→ **What is expected**: Copy whichever lines contain the string "COUNTY".

→ **Dataset rows**:
====

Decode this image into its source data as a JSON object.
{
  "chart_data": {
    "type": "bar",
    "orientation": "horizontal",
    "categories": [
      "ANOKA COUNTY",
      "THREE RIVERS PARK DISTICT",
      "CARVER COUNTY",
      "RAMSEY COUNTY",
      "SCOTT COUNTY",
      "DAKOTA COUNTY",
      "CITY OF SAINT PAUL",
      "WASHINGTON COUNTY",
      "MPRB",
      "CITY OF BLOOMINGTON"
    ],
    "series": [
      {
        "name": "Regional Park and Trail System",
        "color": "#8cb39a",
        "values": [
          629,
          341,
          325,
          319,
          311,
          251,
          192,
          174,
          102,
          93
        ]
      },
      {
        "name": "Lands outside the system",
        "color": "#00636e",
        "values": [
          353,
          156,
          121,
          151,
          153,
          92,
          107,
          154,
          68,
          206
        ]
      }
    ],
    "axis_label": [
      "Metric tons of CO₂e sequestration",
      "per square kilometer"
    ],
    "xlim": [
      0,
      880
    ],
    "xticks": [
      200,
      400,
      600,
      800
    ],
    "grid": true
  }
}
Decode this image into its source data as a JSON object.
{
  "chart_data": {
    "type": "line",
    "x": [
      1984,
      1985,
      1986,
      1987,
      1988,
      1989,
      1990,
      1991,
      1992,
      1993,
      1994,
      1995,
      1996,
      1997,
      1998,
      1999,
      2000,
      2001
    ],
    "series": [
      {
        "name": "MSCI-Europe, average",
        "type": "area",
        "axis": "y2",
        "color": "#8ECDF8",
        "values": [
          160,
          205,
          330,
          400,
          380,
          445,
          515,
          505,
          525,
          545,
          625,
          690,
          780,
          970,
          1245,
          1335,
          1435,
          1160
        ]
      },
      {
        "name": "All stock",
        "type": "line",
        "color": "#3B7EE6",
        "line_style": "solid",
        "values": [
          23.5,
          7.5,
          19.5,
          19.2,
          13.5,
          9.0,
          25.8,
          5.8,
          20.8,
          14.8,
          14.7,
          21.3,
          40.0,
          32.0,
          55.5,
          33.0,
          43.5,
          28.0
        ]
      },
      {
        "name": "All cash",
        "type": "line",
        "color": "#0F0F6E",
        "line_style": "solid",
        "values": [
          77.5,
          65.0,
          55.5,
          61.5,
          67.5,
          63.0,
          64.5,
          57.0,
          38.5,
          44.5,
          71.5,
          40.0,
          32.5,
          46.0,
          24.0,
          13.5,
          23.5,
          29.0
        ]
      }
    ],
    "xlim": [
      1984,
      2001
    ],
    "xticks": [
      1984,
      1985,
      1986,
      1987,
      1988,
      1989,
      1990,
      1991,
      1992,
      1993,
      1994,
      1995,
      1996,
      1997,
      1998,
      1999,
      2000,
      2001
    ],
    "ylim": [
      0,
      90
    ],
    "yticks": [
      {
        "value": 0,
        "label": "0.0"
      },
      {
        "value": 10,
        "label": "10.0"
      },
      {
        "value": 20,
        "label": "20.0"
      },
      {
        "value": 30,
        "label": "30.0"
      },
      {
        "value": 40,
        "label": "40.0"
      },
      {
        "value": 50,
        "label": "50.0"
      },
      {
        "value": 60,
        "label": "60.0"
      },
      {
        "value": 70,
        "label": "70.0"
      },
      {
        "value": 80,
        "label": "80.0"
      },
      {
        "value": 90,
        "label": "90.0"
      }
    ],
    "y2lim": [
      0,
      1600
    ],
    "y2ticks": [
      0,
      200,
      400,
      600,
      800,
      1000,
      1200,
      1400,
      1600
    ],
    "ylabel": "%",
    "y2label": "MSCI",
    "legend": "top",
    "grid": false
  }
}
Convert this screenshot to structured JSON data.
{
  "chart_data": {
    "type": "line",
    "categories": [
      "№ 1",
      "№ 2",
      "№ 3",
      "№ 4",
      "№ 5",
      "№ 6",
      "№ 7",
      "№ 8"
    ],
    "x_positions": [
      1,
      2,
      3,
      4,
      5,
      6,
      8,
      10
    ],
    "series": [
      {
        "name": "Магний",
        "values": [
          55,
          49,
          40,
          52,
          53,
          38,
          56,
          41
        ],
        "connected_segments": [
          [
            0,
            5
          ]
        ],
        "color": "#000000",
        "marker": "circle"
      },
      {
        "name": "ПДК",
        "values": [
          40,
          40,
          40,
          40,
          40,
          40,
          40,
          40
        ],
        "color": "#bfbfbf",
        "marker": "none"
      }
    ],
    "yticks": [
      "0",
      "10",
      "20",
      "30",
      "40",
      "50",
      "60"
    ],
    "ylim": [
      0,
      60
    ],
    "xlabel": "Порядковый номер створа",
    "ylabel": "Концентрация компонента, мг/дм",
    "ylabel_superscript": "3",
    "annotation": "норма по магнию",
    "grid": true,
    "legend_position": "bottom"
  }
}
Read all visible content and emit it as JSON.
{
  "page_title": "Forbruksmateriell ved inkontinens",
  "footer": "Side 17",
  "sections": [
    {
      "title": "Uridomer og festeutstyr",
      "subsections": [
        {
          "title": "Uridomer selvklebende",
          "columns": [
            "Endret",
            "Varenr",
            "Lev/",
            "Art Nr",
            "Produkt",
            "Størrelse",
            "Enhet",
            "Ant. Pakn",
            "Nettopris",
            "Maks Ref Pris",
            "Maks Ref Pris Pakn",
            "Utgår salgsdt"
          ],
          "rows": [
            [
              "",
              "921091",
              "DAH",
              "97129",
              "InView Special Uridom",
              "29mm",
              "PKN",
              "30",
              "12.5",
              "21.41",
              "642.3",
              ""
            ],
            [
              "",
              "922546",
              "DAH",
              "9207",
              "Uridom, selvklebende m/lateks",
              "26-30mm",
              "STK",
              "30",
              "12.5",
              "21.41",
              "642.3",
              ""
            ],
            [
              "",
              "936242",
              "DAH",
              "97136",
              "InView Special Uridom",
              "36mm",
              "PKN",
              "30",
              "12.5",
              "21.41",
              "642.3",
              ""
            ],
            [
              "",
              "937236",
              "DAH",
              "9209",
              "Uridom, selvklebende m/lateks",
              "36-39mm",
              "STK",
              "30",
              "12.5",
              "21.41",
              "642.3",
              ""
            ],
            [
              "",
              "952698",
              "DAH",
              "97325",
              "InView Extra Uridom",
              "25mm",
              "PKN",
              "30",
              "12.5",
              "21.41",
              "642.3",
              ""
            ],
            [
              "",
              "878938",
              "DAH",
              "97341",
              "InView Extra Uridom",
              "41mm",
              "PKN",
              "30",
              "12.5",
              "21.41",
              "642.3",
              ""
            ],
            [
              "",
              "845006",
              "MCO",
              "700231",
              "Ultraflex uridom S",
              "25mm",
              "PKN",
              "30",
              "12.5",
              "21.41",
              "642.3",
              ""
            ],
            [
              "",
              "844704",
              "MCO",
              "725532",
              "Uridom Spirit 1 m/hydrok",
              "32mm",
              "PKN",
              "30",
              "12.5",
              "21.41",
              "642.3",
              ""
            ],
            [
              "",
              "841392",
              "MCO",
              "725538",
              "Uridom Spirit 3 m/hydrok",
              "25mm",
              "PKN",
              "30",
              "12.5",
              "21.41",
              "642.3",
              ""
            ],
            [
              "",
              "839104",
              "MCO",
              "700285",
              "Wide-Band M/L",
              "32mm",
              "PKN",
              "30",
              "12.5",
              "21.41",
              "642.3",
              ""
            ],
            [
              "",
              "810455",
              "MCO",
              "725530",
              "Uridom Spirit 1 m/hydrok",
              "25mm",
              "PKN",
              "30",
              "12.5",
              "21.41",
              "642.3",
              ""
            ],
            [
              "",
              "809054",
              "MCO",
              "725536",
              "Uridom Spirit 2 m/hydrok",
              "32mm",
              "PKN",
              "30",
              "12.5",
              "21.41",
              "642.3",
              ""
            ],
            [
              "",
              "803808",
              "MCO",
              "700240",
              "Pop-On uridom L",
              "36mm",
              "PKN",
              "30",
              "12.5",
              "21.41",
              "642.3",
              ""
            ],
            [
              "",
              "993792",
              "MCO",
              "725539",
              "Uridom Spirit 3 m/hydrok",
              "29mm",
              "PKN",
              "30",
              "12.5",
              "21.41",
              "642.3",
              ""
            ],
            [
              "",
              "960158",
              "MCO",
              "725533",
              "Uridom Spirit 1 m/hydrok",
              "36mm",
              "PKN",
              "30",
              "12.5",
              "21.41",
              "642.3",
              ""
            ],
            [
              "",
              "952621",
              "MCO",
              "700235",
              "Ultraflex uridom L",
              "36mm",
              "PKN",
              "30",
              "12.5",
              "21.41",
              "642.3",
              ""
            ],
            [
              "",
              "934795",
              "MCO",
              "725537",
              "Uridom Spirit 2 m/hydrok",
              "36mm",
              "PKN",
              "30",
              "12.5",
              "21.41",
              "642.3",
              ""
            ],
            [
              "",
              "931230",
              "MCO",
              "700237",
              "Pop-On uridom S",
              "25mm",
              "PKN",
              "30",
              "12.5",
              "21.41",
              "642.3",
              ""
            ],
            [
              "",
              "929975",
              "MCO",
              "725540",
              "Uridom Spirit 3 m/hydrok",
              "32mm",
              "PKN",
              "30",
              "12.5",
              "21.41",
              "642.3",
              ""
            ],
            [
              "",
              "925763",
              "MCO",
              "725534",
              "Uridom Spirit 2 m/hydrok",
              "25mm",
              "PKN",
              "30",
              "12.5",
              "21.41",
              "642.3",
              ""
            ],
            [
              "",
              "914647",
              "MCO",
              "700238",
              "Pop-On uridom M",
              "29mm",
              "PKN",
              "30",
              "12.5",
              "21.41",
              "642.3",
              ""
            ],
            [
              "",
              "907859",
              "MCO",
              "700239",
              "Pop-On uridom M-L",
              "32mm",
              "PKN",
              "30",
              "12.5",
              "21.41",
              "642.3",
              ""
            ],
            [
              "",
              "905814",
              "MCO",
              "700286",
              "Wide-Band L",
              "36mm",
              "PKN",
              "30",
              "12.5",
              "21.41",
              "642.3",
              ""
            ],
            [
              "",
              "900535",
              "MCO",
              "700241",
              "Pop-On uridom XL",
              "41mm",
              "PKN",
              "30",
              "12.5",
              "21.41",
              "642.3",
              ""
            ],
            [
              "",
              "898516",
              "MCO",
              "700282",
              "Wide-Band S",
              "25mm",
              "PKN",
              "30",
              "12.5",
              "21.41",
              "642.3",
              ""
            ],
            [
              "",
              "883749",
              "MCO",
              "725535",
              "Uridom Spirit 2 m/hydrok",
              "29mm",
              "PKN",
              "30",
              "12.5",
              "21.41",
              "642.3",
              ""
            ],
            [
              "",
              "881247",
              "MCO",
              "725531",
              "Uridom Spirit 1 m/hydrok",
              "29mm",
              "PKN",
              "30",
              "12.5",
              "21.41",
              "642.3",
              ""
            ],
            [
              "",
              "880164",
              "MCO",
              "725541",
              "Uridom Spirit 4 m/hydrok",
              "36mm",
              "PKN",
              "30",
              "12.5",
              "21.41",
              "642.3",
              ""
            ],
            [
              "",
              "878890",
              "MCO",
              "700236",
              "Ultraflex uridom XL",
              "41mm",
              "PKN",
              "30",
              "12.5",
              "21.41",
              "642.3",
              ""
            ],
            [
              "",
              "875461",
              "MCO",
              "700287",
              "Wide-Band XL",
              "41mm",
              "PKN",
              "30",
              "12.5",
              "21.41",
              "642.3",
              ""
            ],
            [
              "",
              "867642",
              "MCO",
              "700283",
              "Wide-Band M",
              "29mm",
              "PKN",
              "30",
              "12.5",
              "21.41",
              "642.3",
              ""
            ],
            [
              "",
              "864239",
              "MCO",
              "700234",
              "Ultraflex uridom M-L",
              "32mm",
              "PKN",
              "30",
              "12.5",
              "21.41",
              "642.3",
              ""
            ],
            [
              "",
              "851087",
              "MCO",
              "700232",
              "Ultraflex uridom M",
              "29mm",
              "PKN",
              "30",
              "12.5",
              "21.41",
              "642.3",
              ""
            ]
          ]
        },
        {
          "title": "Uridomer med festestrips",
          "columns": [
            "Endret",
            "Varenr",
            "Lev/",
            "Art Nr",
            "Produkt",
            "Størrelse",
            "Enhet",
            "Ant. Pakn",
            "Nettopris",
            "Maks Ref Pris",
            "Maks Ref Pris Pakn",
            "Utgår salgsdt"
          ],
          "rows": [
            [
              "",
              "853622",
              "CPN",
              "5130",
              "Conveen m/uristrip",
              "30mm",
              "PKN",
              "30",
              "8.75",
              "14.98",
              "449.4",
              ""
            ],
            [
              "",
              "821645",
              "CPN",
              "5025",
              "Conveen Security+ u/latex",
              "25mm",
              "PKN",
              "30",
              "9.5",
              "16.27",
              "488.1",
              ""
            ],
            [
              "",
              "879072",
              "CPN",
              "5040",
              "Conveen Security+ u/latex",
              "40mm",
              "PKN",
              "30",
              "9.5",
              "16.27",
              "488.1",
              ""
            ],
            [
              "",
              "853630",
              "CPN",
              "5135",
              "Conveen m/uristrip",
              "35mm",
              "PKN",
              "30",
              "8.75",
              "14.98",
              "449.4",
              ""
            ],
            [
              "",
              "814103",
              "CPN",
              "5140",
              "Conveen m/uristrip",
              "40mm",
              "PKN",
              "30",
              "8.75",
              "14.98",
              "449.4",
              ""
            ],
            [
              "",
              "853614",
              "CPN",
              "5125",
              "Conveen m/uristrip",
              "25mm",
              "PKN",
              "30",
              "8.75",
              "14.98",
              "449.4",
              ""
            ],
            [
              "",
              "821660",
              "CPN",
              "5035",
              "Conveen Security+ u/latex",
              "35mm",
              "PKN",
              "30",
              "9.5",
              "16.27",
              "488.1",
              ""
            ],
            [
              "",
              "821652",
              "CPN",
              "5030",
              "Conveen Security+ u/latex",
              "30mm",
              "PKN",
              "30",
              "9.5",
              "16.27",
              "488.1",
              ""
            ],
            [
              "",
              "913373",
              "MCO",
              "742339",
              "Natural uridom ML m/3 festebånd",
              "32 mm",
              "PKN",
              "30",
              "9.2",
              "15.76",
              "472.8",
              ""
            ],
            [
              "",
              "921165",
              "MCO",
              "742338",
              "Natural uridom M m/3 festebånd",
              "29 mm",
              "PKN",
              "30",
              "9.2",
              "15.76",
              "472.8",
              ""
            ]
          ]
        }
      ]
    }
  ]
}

====

→ **Answer to this task**:
      "ANOKA COUNTY",
      "CARVER COUNTY",
      "RAMSEY COUNTY",
      "SCOTT COUNTY",
      "DAKOTA COUNTY",
      "WASHINGTON COUNTY",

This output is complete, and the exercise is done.